Return only the number of lines in the entries below that hold the word "ffffff".

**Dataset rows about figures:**
--- BEGIN ---
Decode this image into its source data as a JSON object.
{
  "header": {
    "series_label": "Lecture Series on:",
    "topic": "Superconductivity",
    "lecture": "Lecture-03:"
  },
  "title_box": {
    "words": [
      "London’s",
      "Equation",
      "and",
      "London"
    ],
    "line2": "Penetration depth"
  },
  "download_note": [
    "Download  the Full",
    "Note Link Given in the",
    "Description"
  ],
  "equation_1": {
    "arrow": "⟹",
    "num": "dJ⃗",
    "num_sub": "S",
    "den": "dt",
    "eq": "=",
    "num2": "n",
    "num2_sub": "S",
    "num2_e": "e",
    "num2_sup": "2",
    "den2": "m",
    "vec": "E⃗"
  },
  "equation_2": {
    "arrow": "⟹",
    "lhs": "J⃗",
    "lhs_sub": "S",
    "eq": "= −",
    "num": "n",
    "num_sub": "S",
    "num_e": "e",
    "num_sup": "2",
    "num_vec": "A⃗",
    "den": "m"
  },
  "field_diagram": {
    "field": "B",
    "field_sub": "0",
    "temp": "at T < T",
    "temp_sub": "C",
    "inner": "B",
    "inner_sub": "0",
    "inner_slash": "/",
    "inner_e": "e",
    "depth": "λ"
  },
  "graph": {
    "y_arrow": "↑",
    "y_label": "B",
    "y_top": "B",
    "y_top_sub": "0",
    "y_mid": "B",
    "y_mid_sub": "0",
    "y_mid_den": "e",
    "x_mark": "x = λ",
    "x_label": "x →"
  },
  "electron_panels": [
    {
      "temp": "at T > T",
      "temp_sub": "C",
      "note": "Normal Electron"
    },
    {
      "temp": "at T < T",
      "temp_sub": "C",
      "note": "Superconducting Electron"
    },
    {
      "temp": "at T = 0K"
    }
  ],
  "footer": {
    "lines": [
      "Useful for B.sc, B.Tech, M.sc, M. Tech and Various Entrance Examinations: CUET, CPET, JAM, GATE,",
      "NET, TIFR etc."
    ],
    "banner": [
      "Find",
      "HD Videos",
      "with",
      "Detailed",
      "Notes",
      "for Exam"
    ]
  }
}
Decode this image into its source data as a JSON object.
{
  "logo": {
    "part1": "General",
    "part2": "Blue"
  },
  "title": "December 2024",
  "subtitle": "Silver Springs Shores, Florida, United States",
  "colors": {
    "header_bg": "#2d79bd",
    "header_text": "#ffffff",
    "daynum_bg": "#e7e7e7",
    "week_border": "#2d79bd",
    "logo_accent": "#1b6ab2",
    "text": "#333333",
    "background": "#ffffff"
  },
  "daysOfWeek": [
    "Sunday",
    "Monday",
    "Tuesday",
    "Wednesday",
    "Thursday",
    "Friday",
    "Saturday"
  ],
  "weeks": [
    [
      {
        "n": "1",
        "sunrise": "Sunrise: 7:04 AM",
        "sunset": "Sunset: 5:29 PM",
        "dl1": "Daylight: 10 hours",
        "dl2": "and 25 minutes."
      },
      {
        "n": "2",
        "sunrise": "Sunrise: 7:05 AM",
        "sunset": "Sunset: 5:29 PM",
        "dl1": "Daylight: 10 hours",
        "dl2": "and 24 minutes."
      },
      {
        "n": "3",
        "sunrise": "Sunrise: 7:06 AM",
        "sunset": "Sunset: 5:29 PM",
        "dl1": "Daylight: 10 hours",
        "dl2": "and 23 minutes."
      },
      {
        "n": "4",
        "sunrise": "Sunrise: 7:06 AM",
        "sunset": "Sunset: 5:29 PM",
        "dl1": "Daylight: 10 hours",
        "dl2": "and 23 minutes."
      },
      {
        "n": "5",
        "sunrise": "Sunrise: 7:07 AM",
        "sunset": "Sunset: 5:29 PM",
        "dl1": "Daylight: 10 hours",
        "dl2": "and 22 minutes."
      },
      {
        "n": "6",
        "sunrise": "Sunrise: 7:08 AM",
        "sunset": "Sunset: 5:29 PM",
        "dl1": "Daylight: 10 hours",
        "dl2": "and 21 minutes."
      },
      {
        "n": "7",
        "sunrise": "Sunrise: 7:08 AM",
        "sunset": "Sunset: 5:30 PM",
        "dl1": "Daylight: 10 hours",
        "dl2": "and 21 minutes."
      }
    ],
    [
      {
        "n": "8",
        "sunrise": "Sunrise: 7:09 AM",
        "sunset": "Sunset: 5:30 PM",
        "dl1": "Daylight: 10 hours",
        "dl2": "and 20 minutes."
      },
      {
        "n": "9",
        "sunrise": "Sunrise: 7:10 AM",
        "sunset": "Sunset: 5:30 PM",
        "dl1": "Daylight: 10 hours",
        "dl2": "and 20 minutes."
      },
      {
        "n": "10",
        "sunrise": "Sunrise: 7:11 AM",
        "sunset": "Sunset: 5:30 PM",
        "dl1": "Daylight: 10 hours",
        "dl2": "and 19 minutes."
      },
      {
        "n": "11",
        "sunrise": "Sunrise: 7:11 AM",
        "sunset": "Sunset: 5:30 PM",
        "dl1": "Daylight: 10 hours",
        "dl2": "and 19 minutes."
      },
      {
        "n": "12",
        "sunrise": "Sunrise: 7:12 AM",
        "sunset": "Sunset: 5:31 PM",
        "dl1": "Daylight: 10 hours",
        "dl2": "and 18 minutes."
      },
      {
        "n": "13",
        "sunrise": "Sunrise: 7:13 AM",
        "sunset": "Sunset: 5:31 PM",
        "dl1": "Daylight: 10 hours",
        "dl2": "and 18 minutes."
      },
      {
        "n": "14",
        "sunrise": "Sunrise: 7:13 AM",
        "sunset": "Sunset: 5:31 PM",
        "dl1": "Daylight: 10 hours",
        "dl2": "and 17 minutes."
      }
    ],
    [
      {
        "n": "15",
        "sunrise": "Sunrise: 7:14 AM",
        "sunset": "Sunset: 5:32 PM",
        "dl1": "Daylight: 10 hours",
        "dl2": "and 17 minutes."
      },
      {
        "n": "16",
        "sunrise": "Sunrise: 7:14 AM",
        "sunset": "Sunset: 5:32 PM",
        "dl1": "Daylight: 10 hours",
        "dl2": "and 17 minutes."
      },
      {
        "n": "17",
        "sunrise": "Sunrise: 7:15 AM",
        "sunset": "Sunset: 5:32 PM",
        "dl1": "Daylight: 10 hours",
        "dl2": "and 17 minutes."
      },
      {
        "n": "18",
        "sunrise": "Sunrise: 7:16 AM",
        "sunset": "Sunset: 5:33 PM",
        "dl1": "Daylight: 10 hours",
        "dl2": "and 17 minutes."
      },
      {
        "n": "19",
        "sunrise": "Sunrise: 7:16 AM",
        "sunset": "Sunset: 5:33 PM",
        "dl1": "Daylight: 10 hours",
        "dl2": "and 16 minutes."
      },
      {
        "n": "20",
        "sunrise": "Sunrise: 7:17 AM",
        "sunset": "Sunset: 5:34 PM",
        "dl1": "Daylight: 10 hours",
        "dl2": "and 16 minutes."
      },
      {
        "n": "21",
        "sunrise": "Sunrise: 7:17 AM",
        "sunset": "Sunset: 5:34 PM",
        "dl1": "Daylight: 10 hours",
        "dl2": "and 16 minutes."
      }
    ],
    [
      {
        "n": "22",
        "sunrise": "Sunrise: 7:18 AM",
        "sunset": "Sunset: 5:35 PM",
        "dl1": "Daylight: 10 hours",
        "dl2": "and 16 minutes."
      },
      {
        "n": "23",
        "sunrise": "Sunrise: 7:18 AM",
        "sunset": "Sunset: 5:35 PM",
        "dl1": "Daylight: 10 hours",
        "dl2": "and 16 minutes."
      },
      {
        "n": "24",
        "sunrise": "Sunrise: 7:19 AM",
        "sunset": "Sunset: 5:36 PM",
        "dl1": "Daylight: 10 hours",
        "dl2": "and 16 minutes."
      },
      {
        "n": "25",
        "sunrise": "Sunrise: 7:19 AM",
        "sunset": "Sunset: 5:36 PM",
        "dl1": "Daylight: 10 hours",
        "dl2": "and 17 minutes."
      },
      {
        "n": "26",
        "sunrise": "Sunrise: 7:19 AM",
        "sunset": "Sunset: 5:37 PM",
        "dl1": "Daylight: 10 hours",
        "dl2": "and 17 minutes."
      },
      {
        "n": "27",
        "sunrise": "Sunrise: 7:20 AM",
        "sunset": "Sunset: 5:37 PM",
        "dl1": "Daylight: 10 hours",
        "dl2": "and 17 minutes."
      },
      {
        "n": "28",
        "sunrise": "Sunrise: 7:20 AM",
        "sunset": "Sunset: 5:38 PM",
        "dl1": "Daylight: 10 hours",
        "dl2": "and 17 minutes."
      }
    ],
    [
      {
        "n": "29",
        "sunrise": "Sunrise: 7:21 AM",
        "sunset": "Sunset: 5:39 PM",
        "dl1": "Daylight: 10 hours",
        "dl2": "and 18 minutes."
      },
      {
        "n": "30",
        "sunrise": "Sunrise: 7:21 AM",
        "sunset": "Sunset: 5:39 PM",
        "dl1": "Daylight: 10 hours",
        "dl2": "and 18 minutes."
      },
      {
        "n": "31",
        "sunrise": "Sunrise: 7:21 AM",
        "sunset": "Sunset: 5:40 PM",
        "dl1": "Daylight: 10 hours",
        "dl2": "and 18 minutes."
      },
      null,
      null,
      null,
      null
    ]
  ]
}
--- END ---
**Completed task:**
2